_TASK STATEMENT_
Copy out the material below in full, but not its images.

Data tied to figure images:
◇ ◇ ◇ ◇

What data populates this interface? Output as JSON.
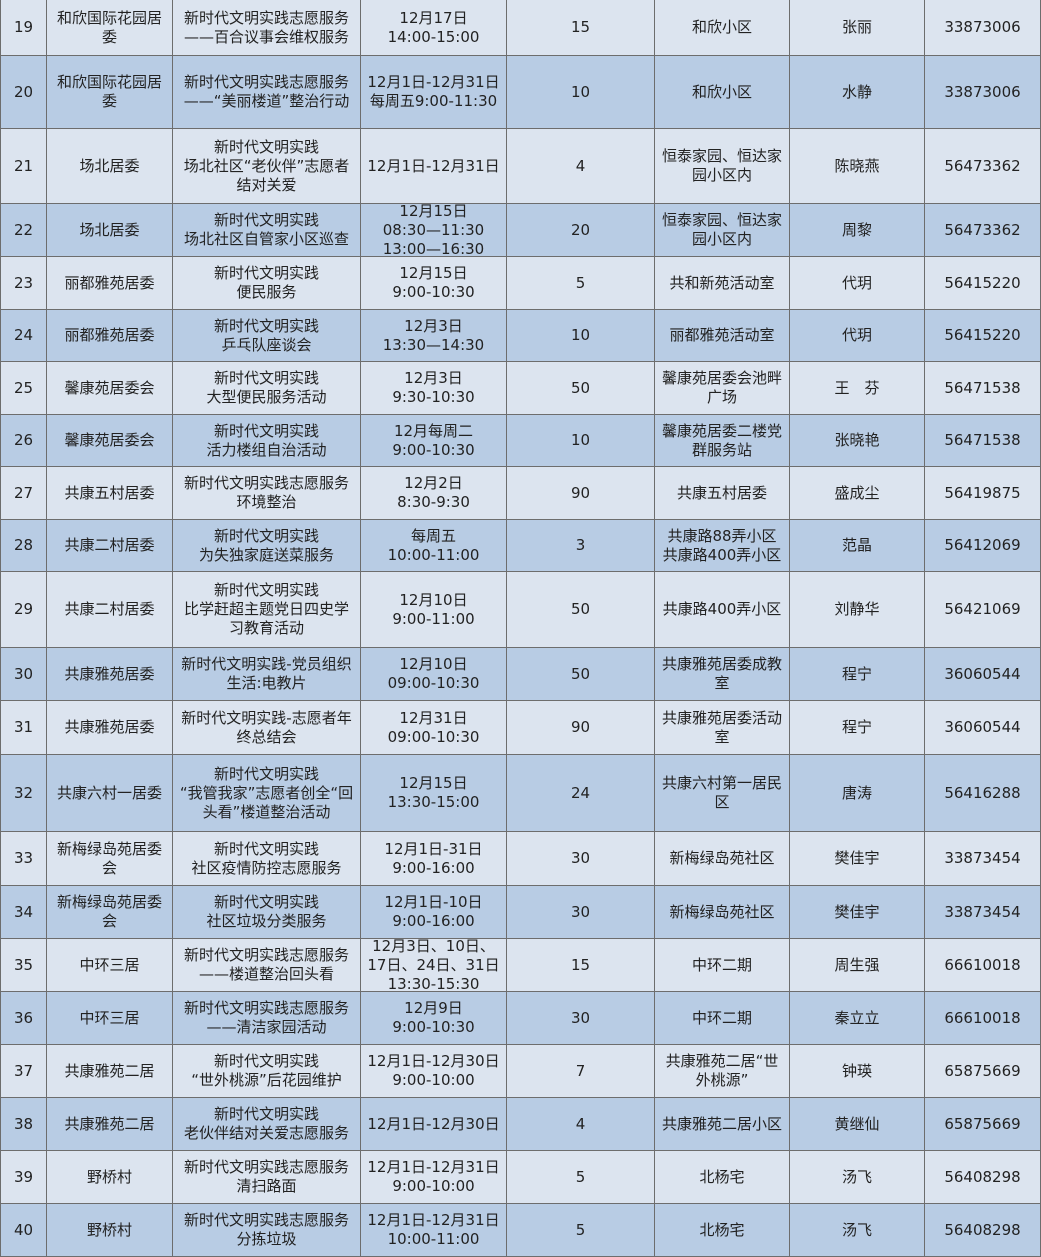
{
  "table": {
    "rows": [
      [
        "19",
        "和欣国际花园居委",
        "新时代文明实践志愿服务——百合议事会维权服务",
        "12月17日\n14:00-15:00",
        "15",
        "和欣小区",
        "张丽",
        "33873006"
      ],
      [
        "20",
        "和欣国际花园居委",
        "新时代文明实践志愿服务——“美丽楼道”整治行动",
        "12月1日-12月31日\n每周五9:00-11:30",
        "10",
        "和欣小区",
        "水静",
        "33873006"
      ],
      [
        "21",
        "场北居委",
        "新时代文明实践\n场北社区“老伙伴”志愿者结对关爱",
        "12月1日-12月31日",
        "4",
        "恒泰家园、恒达家园小区内",
        "陈晓燕",
        "56473362"
      ],
      [
        "22",
        "场北居委",
        "新时代文明实践\n场北社区自管家小区巡查",
        "12月15日\n08:30—11:30\n13:00—16:30",
        "20",
        "恒泰家园、恒达家园小区内",
        "周黎",
        "56473362"
      ],
      [
        "23",
        "丽都雅苑居委",
        "新时代文明实践\n便民服务",
        "12月15日\n9:00-10:30",
        "5",
        "共和新苑活动室",
        "代玥",
        "56415220"
      ],
      [
        "24",
        "丽都雅苑居委",
        "新时代文明实践\n乒乓队座谈会",
        "12月3日\n13:30—14:30",
        "10",
        "丽都雅苑活动室",
        "代玥",
        "56415220"
      ],
      [
        "25",
        "馨康苑居委会",
        "新时代文明实践\n大型便民服务活动",
        "12月3日\n9:30-10:30",
        "50",
        "馨康苑居委会池畔广场",
        "王　芬",
        "56471538"
      ],
      [
        "26",
        "馨康苑居委会",
        "新时代文明实践\n活力楼组自治活动",
        "12月每周二\n9:00-10:30",
        "10",
        "馨康苑居委二楼党群服务站",
        "张晓艳",
        "56471538"
      ],
      [
        "27",
        "共康五村居委",
        "新时代文明实践志愿服务\n环境整治",
        "12月2日\n8:30-9:30",
        "90",
        "共康五村居委",
        "盛成尘",
        "56419875"
      ],
      [
        "28",
        "共康二村居委",
        "新时代文明实践\n为失独家庭送菜服务",
        "每周五\n10:00-11:00",
        "3",
        "共康路88弄小区\n共康路400弄小区",
        "范晶",
        "56412069"
      ],
      [
        "29",
        "共康二村居委",
        "新时代文明实践\n比学赶超主题党日四史学习教育活动",
        "12月10日\n9:00-11:00",
        "50",
        "共康路400弄小区",
        "刘静华",
        "56421069"
      ],
      [
        "30",
        "共康雅苑居委",
        "新时代文明实践-党员组织生活:电教片",
        "12月10日\n09:00-10:30",
        "50",
        "共康雅苑居委成教室",
        "程宁",
        "36060544"
      ],
      [
        "31",
        "共康雅苑居委",
        "新时代文明实践-志愿者年终总结会",
        "12月31日\n09:00-10:30",
        "90",
        "共康雅苑居委活动室",
        "程宁",
        "36060544"
      ],
      [
        "32",
        "共康六村一居委",
        "新时代文明实践\n“我管我家”志愿者创全“回头看”楼道整治活动",
        "12月15日\n13:30-15:00",
        "24",
        "共康六村第一居民区",
        "唐涛",
        "56416288"
      ],
      [
        "33",
        "新梅绿岛苑居委会",
        "新时代文明实践\n社区疫情防控志愿服务",
        "12月1日-31日\n9:00-16:00",
        "30",
        "新梅绿岛苑社区",
        "樊佳宇",
        "33873454"
      ],
      [
        "34",
        "新梅绿岛苑居委会",
        "新时代文明实践\n社区垃圾分类服务",
        "12月1日-10日\n9:00-16:00",
        "30",
        "新梅绿岛苑社区",
        "樊佳宇",
        "33873454"
      ],
      [
        "35",
        "中环三居",
        "新时代文明实践志愿服务——楼道整治回头看",
        "12月3日、10日、17日、24日、31日\n13:30-15:30",
        "15",
        "中环二期",
        "周生强",
        "66610018"
      ],
      [
        "36",
        "中环三居",
        "新时代文明实践志愿服务——清洁家园活动",
        "12月9日\n9:00-10:30",
        "30",
        "中环二期",
        "秦立立",
        "66610018"
      ],
      [
        "37",
        "共康雅苑二居",
        "新时代文明实践\n“世外桃源”后花园维护",
        "12月1日-12月30日\n9:00-10:00",
        "7",
        "共康雅苑二居“世外桃源”",
        "钟瑛",
        "65875669"
      ],
      [
        "38",
        "共康雅苑二居",
        "新时代文明实践\n老伙伴结对关爱志愿服务",
        "12月1日-12月30日",
        "4",
        "共康雅苑二居小区",
        "黄继仙",
        "65875669"
      ],
      [
        "39",
        "野桥村",
        "新时代文明实践志愿服务\n清扫路面",
        "12月1日-12月31日\n9:00-10:00",
        "5",
        "北杨宅",
        "汤飞",
        "56408298"
      ],
      [
        "40",
        "野桥村",
        "新时代文明实践志愿服务\n分拣垃圾",
        "12月1日-12月31日\n10:00-11:00",
        "5",
        "北杨宅",
        "汤飞",
        "56408298"
      ]
    ]
  }
}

◇ ◇ ◇ ◇

_TASK RESULT_
What data populates this interface? Output as JSON.
{
  "table": {
    "rows": [
      [
        "19",
        "和欣国际花园居委",
        "新时代文明实践志愿服务——百合议事会维权服务",
        "12月17日\n14:00-15:00",
        "15",
        "和欣小区",
        "张丽",
        "33873006"
      ],
      [
        "20",
        "和欣国际花园居委",
        "新时代文明实践志愿服务——“美丽楼道”整治行动",
        "12月1日-12月31日\n每周五9:00-11:30",
        "10",
        "和欣小区",
        "水静",
        "33873006"
      ],
      [
        "21",
        "场北居委",
        "新时代文明实践\n场北社区“老伙伴”志愿者结对关爱",
        "12月1日-12月31日",
        "4",
        "恒泰家园、恒达家园小区内",
        "陈晓燕",
        "56473362"
      ],
      [
        "22",
        "场北居委",
        "新时代文明实践\n场北社区自管家小区巡查",
        "12月15日\n08:30—11:30\n13:00—16:30",
        "20",
        "恒泰家园、恒达家园小区内",
        "周黎",
        "56473362"
      ],
      [
        "23",
        "丽都雅苑居委",
        "新时代文明实践\n便民服务",
        "12月15日\n9:00-10:30",
        "5",
        "共和新苑活动室",
        "代玥",
        "56415220"
      ],
      [
        "24",
        "丽都雅苑居委",
        "新时代文明实践\n乒乓队座谈会",
        "12月3日\n13:30—14:30",
        "10",
        "丽都雅苑活动室",
        "代玥",
        "56415220"
      ],
      [
        "25",
        "馨康苑居委会",
        "新时代文明实践\n大型便民服务活动",
        "12月3日\n9:30-10:30",
        "50",
        "馨康苑居委会池畔广场",
        "王　芬",
        "56471538"
      ],
      [
        "26",
        "馨康苑居委会",
        "新时代文明实践\n活力楼组自治活动",
        "12月每周二\n9:00-10:30",
        "10",
        "馨康苑居委二楼党群服务站",
        "张晓艳",
        "56471538"
      ],
      [
        "27",
        "共康五村居委",
        "新时代文明实践志愿服务\n环境整治",
        "12月2日\n8:30-9:30",
        "90",
        "共康五村居委",
        "盛成尘",
        "56419875"
      ],
      [
        "28",
        "共康二村居委",
        "新时代文明实践\n为失独家庭送菜服务",
        "每周五\n10:00-11:00",
        "3",
        "共康路88弄小区\n共康路400弄小区",
        "范晶",
        "56412069"
      ],
      [
        "29",
        "共康二村居委",
        "新时代文明实践\n比学赶超主题党日四史学习教育活动",
        "12月10日\n9:00-11:00",
        "50",
        "共康路400弄小区",
        "刘静华",
        "56421069"
      ],
      [
        "30",
        "共康雅苑居委",
        "新时代文明实践-党员组织生活:电教片",
        "12月10日\n09:00-10:30",
        "50",
        "共康雅苑居委成教室",
        "程宁",
        "36060544"
      ],
      [
        "31",
        "共康雅苑居委",
        "新时代文明实践-志愿者年终总结会",
        "12月31日\n09:00-10:30",
        "90",
        "共康雅苑居委活动室",
        "程宁",
        "36060544"
      ],
      [
        "32",
        "共康六村一居委",
        "新时代文明实践\n“我管我家”志愿者创全“回头看”楼道整治活动",
        "12月15日\n13:30-15:00",
        "24",
        "共康六村第一居民区",
        "唐涛",
        "56416288"
      ],
      [
        "33",
        "新梅绿岛苑居委会",
        "新时代文明实践\n社区疫情防控志愿服务",
        "12月1日-31日\n9:00-16:00",
        "30",
        "新梅绿岛苑社区",
        "樊佳宇",
        "33873454"
      ],
      [
        "34",
        "新梅绿岛苑居委会",
        "新时代文明实践\n社区垃圾分类服务",
        "12月1日-10日\n9:00-16:00",
        "30",
        "新梅绿岛苑社区",
        "樊佳宇",
        "33873454"
      ],
      [
        "35",
        "中环三居",
        "新时代文明实践志愿服务——楼道整治回头看",
        "12月3日、10日、17日、24日、31日\n13:30-15:30",
        "15",
        "中环二期",
        "周生强",
        "66610018"
      ],
      [
        "36",
        "中环三居",
        "新时代文明实践志愿服务——清洁家园活动",
        "12月9日\n9:00-10:30",
        "30",
        "中环二期",
        "秦立立",
        "66610018"
      ],
      [
        "37",
        "共康雅苑二居",
        "新时代文明实践\n“世外桃源”后花园维护",
        "12月1日-12月30日\n9:00-10:00",
        "7",
        "共康雅苑二居“世外桃源”",
        "钟瑛",
        "65875669"
      ],
      [
        "38",
        "共康雅苑二居",
        "新时代文明实践\n老伙伴结对关爱志愿服务",
        "12月1日-12月30日",
        "4",
        "共康雅苑二居小区",
        "黄继仙",
        "65875669"
      ],
      [
        "39",
        "野桥村",
        "新时代文明实践志愿服务\n清扫路面",
        "12月1日-12月31日\n9:00-10:00",
        "5",
        "北杨宅",
        "汤飞",
        "56408298"
      ],
      [
        "40",
        "野桥村",
        "新时代文明实践志愿服务\n分拣垃圾",
        "12月1日-12月31日\n10:00-11:00",
        "5",
        "北杨宅",
        "汤飞",
        "56408298"
      ]
    ]
  }
}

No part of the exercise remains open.